● Request
Reproduce the entries word for word, starting with the very first line and going on through the line that contains "335, 728, 375)". Include both of those lines and nothing beyond them.

● Extracted entries
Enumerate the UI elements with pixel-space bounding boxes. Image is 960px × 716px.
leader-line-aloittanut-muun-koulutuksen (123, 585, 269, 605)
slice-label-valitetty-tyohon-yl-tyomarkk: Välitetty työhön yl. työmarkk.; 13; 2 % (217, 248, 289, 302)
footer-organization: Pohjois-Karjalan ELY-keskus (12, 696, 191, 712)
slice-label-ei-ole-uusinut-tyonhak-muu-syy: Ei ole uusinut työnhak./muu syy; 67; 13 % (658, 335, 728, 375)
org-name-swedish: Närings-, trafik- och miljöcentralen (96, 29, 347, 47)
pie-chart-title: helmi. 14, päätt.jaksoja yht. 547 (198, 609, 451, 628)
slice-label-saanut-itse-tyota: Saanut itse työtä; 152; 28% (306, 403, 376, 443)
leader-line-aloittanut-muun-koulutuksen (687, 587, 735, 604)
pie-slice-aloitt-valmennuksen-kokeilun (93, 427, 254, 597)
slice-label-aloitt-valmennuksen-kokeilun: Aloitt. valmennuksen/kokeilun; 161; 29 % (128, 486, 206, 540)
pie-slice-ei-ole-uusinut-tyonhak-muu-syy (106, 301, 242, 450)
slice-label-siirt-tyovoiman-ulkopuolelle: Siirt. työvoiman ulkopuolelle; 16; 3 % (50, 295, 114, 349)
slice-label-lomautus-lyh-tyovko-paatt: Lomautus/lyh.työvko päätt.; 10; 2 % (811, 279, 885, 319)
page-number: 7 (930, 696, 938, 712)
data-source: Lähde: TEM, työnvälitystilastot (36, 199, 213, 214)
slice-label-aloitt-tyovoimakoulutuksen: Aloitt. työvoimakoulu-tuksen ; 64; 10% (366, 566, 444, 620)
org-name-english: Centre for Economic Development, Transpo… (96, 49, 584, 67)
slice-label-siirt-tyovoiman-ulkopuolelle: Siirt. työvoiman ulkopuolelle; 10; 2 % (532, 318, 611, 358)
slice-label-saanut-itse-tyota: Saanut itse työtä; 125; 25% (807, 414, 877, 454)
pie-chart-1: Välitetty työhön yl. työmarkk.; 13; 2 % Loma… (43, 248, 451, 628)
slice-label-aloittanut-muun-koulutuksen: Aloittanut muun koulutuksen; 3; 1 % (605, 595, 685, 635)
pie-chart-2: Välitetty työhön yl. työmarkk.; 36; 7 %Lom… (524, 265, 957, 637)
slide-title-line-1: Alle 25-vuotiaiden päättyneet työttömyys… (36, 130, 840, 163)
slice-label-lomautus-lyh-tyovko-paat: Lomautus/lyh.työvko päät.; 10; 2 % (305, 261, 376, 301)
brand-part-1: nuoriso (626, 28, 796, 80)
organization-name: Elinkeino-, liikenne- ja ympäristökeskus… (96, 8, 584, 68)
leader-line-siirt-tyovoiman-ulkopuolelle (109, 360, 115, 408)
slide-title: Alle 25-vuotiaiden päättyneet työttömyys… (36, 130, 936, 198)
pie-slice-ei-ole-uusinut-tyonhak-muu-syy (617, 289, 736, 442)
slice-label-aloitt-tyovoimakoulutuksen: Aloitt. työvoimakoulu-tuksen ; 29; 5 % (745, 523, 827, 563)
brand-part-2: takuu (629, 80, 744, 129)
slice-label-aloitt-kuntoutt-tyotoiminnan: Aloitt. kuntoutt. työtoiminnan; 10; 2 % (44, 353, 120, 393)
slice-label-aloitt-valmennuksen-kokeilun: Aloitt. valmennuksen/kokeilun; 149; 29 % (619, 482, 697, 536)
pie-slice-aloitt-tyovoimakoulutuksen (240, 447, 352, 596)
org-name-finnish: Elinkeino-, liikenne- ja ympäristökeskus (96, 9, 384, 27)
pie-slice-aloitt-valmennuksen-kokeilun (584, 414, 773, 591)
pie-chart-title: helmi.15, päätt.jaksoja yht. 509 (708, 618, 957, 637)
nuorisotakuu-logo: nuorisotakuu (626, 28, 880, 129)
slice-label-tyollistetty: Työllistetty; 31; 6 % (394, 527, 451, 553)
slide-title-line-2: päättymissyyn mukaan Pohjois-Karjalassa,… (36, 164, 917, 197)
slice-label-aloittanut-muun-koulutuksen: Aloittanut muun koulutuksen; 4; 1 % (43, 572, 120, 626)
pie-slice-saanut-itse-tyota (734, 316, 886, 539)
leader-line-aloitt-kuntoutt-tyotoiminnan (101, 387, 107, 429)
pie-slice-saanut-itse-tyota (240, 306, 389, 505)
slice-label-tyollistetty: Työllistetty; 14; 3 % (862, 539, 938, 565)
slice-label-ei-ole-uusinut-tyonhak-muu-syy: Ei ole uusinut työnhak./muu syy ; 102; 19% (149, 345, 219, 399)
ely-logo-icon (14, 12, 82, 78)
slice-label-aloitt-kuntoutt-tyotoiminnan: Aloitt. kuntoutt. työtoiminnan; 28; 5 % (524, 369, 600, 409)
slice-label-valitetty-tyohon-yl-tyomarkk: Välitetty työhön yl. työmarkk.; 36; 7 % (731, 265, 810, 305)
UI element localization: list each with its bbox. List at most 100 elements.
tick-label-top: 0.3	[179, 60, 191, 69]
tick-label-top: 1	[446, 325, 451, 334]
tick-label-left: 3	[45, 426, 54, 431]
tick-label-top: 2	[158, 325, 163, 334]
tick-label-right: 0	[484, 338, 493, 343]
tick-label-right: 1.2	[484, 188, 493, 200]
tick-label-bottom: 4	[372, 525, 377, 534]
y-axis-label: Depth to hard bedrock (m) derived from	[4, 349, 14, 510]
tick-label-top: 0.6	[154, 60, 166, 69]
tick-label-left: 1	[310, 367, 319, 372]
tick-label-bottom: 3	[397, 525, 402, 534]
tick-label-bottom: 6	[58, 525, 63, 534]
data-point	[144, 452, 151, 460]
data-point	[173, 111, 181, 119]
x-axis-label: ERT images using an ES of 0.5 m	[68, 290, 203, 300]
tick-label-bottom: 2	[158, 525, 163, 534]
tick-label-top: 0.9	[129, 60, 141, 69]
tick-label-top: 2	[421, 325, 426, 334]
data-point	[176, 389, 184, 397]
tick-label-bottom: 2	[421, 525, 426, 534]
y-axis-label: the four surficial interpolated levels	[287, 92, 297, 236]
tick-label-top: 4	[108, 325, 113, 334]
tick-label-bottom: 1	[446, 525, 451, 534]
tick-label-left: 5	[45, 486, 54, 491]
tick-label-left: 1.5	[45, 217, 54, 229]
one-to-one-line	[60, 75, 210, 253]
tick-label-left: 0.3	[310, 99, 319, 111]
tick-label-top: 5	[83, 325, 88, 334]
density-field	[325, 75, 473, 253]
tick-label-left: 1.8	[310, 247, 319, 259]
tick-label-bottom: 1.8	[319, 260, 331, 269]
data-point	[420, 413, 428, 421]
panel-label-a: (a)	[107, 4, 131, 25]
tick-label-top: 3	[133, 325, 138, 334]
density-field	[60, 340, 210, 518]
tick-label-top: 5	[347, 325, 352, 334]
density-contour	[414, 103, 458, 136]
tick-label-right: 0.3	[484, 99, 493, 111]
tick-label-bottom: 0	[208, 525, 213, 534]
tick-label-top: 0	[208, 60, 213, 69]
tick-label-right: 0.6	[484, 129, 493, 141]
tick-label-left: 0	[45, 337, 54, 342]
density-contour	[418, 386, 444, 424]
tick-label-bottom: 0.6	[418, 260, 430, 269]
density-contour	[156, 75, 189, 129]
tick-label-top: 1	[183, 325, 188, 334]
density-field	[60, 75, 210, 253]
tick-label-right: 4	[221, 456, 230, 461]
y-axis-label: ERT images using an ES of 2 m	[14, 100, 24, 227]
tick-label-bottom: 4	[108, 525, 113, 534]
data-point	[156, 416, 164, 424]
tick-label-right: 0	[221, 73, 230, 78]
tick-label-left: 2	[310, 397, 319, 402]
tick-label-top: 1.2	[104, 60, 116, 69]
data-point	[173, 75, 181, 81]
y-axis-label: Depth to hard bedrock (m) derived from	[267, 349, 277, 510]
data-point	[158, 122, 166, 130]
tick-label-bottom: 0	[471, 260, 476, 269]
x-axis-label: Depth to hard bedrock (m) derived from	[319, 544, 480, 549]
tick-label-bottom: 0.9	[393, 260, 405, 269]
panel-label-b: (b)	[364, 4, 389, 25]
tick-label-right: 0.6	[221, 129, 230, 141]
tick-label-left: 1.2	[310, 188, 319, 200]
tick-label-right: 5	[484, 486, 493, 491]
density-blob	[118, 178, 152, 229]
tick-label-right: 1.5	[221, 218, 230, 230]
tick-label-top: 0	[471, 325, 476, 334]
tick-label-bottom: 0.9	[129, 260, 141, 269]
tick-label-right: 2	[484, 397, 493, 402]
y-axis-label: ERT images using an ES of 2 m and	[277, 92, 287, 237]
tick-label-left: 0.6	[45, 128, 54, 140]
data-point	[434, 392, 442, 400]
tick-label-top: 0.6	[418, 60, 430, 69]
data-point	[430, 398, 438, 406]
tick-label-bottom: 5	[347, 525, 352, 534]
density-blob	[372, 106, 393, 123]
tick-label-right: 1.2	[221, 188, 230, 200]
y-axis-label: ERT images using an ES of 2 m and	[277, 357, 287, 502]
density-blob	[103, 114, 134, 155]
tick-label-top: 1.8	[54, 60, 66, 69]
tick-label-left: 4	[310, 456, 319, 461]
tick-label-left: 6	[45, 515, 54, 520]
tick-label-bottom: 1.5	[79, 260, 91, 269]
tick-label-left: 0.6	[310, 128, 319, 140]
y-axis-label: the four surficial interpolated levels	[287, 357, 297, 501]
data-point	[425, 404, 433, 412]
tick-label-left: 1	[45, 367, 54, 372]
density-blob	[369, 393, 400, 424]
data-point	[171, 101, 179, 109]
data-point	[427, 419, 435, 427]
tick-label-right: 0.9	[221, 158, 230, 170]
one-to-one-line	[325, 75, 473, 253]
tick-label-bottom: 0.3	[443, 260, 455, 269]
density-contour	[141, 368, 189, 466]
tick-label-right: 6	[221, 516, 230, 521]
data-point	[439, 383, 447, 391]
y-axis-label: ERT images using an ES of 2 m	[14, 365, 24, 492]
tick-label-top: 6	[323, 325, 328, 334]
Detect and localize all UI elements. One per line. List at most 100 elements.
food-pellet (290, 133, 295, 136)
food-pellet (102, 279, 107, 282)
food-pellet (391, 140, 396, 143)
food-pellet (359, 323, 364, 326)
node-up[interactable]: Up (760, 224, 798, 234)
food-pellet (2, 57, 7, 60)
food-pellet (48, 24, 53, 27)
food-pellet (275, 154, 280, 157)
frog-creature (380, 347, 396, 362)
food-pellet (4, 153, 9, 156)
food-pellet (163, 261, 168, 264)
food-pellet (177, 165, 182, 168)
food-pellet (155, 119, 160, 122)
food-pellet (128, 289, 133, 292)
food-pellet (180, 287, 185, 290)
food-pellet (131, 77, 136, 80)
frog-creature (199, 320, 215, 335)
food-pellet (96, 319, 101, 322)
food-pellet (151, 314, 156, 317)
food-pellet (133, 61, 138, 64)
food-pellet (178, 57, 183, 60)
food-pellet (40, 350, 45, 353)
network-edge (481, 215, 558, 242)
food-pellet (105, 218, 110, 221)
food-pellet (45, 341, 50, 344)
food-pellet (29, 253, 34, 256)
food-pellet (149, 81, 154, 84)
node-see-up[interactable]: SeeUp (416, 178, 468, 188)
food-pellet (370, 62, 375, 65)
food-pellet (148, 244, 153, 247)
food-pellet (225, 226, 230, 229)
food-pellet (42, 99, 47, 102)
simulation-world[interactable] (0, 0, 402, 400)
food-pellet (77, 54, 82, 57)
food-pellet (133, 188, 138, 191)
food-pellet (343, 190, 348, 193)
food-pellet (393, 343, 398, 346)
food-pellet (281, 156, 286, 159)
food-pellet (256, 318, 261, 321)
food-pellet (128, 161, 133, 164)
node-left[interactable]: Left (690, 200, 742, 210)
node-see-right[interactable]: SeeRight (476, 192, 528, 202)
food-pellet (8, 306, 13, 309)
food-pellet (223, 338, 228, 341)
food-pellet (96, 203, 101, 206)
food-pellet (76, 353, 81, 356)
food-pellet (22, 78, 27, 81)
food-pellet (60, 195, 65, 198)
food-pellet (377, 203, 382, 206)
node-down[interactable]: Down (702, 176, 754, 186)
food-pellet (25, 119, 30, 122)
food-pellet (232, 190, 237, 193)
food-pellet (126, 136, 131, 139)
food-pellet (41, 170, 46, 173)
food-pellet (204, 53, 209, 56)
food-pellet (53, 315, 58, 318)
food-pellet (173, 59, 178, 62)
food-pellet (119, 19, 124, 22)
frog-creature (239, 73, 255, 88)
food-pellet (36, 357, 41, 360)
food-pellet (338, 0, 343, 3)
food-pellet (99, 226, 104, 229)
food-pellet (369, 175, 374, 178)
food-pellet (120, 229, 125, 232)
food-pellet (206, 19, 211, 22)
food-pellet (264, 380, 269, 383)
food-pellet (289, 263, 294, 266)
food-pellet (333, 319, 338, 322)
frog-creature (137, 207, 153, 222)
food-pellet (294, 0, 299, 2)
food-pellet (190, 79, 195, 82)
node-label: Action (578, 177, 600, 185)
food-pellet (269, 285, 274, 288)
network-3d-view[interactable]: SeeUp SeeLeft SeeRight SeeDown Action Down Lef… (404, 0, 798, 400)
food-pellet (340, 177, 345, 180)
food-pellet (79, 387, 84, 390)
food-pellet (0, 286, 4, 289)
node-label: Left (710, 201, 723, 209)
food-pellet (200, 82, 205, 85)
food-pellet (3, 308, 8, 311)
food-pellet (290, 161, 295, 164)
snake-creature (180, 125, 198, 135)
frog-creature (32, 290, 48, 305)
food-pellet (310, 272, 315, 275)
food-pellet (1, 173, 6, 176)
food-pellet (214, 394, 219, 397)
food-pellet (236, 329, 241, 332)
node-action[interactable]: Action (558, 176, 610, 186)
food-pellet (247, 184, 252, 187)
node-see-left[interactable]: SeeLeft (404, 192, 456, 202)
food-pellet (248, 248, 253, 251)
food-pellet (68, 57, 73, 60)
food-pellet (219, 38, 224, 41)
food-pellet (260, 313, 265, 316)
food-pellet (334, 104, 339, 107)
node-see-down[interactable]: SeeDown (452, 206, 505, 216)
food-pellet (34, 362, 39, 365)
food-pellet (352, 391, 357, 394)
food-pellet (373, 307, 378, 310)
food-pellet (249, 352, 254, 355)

● Full solution
Enumerate the UI elements with pixel-space bounding boxes. Image is 960px × 716px.
leader-line-aloittanut-muun-koulutuksen (123, 585, 269, 605)
slice-label-valitetty-tyohon-yl-tyomarkk: Välitetty työhön yl. työmarkk.; 13; 2 % (217, 248, 289, 302)
footer-organization: Pohjois-Karjalan ELY-keskus (12, 696, 191, 712)
slice-label-ei-ole-uusinut-tyonhak-muu-syy: Ei ole uusinut työnhak./muu syy; 67; 13 % (658, 335, 728, 375)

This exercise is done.